** Available data **
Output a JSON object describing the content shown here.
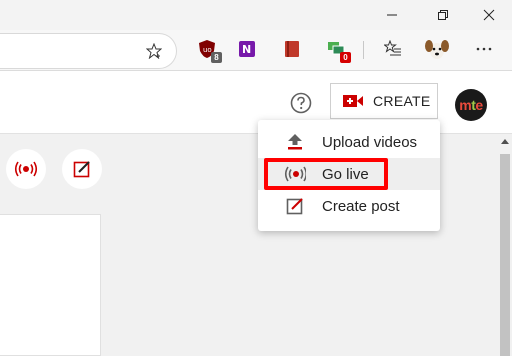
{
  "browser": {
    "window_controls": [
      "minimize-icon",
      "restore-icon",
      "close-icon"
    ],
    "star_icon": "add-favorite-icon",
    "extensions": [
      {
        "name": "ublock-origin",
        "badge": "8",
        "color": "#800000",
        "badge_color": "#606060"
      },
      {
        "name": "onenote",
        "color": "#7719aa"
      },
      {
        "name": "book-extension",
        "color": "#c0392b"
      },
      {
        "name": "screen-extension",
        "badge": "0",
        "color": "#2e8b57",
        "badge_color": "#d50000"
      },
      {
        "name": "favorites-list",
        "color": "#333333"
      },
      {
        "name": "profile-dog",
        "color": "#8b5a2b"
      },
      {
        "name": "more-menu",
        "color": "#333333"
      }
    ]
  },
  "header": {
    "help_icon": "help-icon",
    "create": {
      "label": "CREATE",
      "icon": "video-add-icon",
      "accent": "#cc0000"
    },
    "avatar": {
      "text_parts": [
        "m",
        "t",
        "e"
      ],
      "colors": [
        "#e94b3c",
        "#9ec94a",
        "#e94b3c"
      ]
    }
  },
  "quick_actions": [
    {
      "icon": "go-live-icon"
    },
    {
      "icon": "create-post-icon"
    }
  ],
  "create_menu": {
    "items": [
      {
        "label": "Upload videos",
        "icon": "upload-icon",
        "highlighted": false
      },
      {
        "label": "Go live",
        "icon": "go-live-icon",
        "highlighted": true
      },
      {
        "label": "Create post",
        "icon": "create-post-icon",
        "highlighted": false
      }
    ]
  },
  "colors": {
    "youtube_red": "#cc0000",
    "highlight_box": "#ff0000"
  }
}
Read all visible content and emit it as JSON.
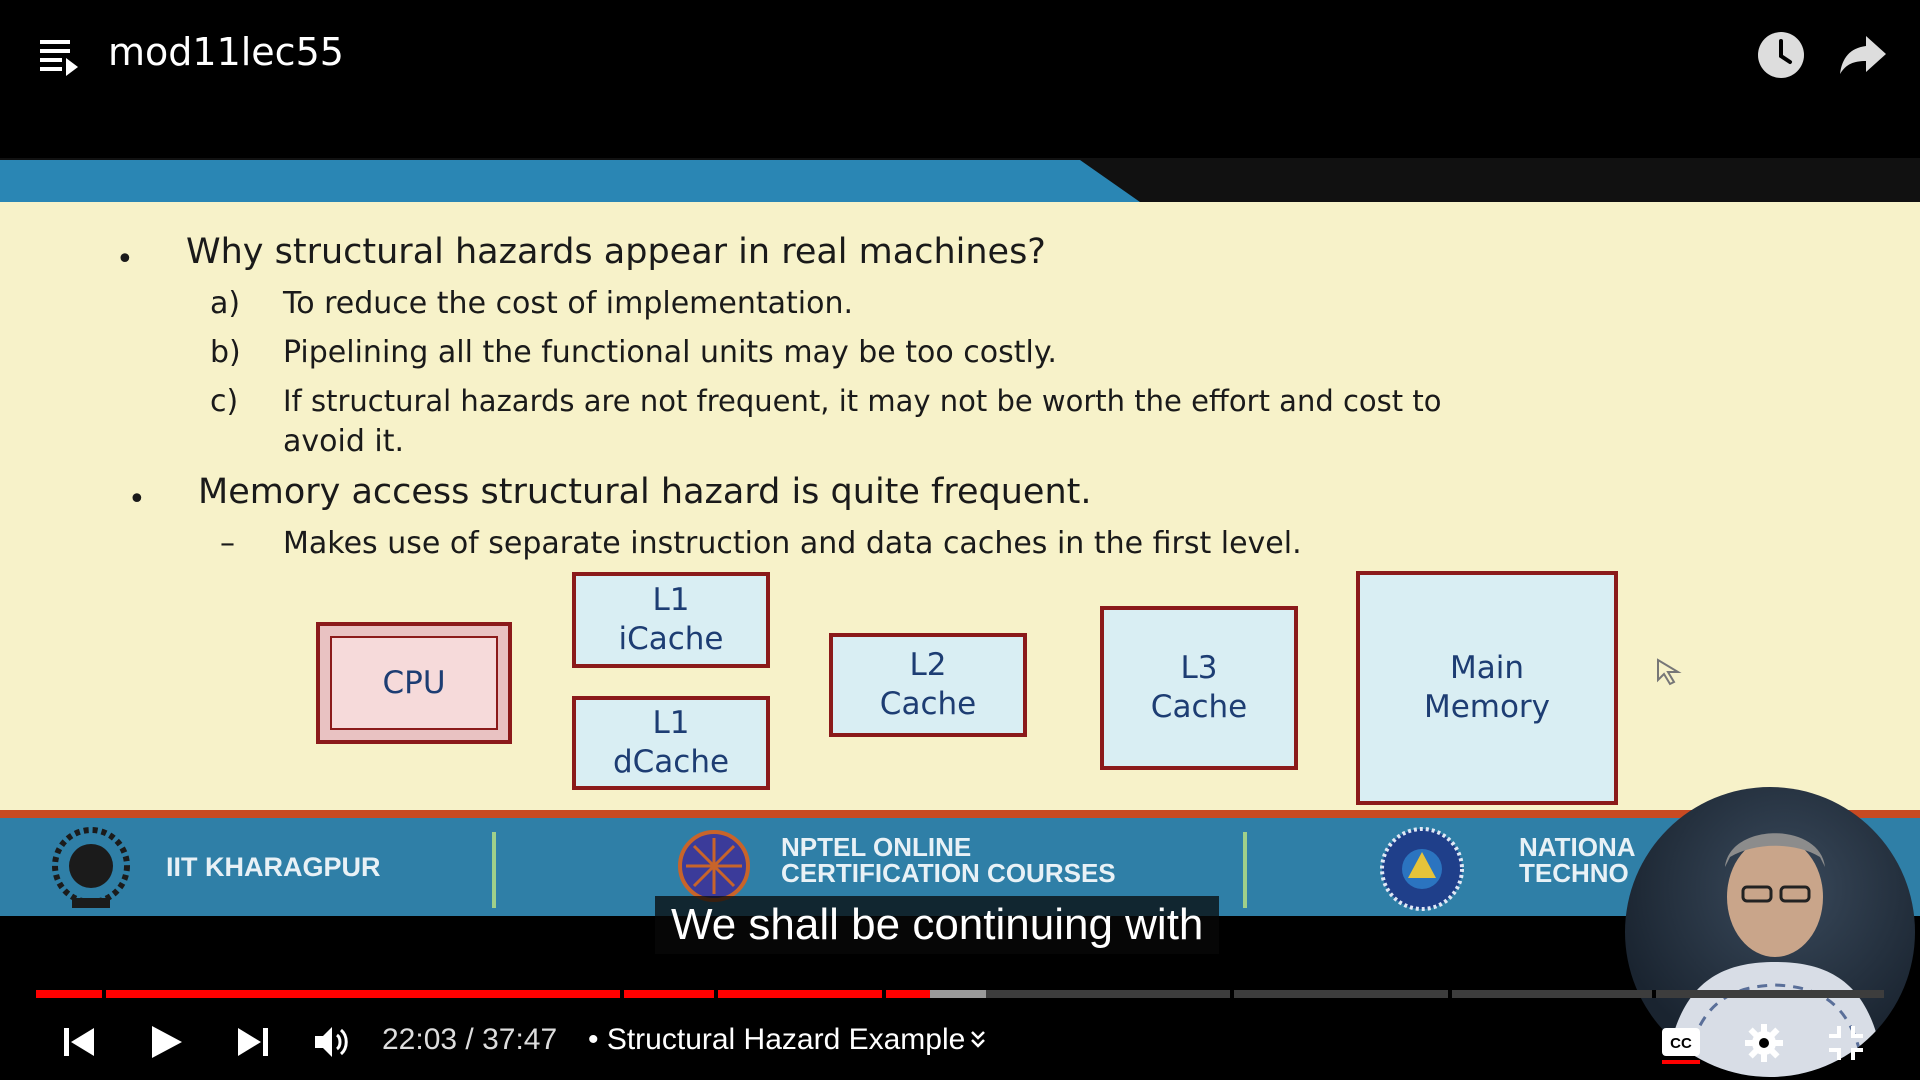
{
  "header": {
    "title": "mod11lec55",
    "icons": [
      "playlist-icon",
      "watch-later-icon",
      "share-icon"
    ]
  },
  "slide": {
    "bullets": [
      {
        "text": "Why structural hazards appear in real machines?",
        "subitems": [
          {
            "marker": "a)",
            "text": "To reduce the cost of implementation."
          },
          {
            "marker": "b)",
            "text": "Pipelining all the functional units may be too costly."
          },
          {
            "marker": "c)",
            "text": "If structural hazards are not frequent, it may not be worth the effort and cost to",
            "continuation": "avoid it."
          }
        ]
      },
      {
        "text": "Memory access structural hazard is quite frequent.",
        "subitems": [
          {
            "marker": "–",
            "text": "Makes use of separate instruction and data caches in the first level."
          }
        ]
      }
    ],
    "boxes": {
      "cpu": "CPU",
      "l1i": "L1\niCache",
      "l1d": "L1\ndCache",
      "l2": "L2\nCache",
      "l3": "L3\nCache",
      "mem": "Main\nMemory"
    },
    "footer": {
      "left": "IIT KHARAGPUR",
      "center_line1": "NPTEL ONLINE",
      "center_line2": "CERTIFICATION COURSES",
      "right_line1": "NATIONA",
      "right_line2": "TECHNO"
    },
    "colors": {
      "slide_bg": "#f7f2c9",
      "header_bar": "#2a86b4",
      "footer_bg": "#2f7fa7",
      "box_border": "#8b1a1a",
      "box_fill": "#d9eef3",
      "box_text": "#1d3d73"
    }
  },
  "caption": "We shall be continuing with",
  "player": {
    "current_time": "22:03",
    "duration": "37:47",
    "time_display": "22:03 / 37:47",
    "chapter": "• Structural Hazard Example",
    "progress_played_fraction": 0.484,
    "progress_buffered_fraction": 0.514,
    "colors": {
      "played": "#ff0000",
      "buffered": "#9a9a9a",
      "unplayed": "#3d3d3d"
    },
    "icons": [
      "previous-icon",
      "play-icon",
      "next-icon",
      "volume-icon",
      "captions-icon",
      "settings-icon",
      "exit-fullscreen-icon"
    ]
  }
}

** Goal **
Repeat everything in the records precisely. Images are excluded from the copy.

** Result **
Output a JSON object describing the content shown here.
{
  "browser": {
    "window_controls": [
      "minimize-icon",
      "restore-icon",
      "close-icon"
    ],
    "star_icon": "add-favorite-icon",
    "extensions": [
      {
        "name": "ublock-origin",
        "badge": "8",
        "color": "#800000",
        "badge_color": "#606060"
      },
      {
        "name": "onenote",
        "color": "#7719aa"
      },
      {
        "name": "book-extension",
        "color": "#c0392b"
      },
      {
        "name": "screen-extension",
        "badge": "0",
        "color": "#2e8b57",
        "badge_color": "#d50000"
      },
      {
        "name": "favorites-list",
        "color": "#333333"
      },
      {
        "name": "profile-dog",
        "color": "#8b5a2b"
      },
      {
        "name": "more-menu",
        "color": "#333333"
      }
    ]
  },
  "header": {
    "help_icon": "help-icon",
    "create": {
      "label": "CREATE",
      "icon": "video-add-icon",
      "accent": "#cc0000"
    },
    "avatar": {
      "text_parts": [
        "m",
        "t",
        "e"
      ],
      "colors": [
        "#e94b3c",
        "#9ec94a",
        "#e94b3c"
      ]
    }
  },
  "quick_actions": [
    {
      "icon": "go-live-icon"
    },
    {
      "icon": "create-post-icon"
    }
  ],
  "create_menu": {
    "items": [
      {
        "label": "Upload videos",
        "icon": "upload-icon",
        "highlighted": false
      },
      {
        "label": "Go live",
        "icon": "go-live-icon",
        "highlighted": true
      },
      {
        "label": "Create post",
        "icon": "create-post-icon",
        "highlighted": false
      }
    ]
  },
  "colors": {
    "youtube_red": "#cc0000",
    "highlight_box": "#ff0000"
  }
}
Read all visible content and emit it as JSON.
{
  "header": {
    "title": "mod11lec55",
    "icons": [
      "playlist-icon",
      "watch-later-icon",
      "share-icon"
    ]
  },
  "slide": {
    "bullets": [
      {
        "text": "Why structural hazards appear in real machines?",
        "subitems": [
          {
            "marker": "a)",
            "text": "To reduce the cost of implementation."
          },
          {
            "marker": "b)",
            "text": "Pipelining all the functional units may be too costly."
          },
          {
            "marker": "c)",
            "text": "If structural hazards are not frequent, it may not be worth the effort and cost to",
            "continuation": "avoid it."
          }
        ]
      },
      {
        "text": "Memory access structural hazard is quite frequent.",
        "subitems": [
          {
            "marker": "–",
            "text": "Makes use of separate instruction and data caches in the first level."
          }
        ]
      }
    ],
    "boxes": {
      "cpu": "CPU",
      "l1i": "L1\niCache",
      "l1d": "L1\ndCache",
      "l2": "L2\nCache",
      "l3": "L3\nCache",
      "mem": "Main\nMemory"
    },
    "footer": {
      "left": "IIT KHARAGPUR",
      "center_line1": "NPTEL ONLINE",
      "center_line2": "CERTIFICATION COURSES",
      "right_line1": "NATIONA",
      "right_line2": "TECHNO"
    },
    "colors": {
      "slide_bg": "#f7f2c9",
      "header_bar": "#2a86b4",
      "footer_bg": "#2f7fa7",
      "box_border": "#8b1a1a",
      "box_fill": "#d9eef3",
      "box_text": "#1d3d73"
    }
  },
  "caption": "We shall be continuing with",
  "player": {
    "current_time": "22:03",
    "duration": "37:47",
    "time_display": "22:03 / 37:47",
    "chapter": "• Structural Hazard Example",
    "progress_played_fraction": 0.484,
    "progress_buffered_fraction": 0.514,
    "colors": {
      "played": "#ff0000",
      "buffered": "#9a9a9a",
      "unplayed": "#3d3d3d"
    },
    "icons": [
      "previous-icon",
      "play-icon",
      "next-icon",
      "volume-icon",
      "captions-icon",
      "settings-icon",
      "exit-fullscreen-icon"
    ]
  }
}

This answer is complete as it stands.